# Items from a data source
========================================================================
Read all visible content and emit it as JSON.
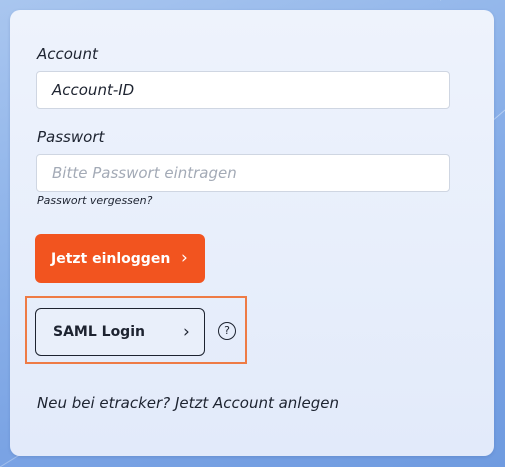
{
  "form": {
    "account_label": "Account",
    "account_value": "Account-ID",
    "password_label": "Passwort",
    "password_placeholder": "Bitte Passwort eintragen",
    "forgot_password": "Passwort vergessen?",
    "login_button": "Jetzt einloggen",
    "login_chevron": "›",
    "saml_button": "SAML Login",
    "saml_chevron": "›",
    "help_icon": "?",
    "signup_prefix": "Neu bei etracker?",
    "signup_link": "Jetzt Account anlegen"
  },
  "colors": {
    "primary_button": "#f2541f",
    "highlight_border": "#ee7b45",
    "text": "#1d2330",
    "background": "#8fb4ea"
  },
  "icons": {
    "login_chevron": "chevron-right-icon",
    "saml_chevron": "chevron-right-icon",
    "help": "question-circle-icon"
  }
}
========================================================================
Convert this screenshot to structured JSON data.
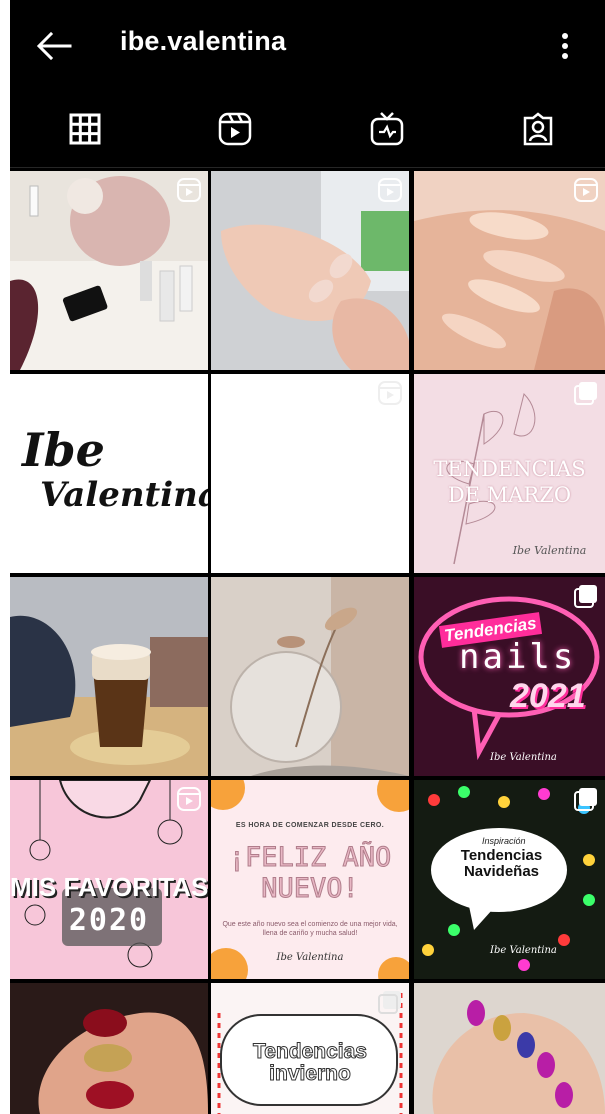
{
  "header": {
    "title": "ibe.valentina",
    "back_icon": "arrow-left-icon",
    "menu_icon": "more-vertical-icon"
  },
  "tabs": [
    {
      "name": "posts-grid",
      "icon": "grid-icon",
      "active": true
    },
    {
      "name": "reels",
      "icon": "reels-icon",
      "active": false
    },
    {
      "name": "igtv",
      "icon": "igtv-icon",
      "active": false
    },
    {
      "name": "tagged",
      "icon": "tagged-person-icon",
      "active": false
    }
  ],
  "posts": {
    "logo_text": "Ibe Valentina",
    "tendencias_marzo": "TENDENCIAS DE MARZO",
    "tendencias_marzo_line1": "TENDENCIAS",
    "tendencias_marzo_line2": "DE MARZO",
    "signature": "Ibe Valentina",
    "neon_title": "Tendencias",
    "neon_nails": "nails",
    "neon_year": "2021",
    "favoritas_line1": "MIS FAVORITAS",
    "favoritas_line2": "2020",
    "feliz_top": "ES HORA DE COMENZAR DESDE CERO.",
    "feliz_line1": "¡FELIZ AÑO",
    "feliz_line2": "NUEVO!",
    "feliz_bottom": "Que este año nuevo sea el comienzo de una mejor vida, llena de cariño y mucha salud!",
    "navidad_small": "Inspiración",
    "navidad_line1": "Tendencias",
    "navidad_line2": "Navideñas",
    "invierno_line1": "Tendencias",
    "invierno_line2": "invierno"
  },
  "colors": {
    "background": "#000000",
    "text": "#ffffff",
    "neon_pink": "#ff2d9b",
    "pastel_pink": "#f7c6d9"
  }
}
========================================================================
# Given instruction
Show all lines from the listing above in which "tagged" appears.

# Output for this exercise
      "name": "tagged",
      "icon": "tagged-person-icon",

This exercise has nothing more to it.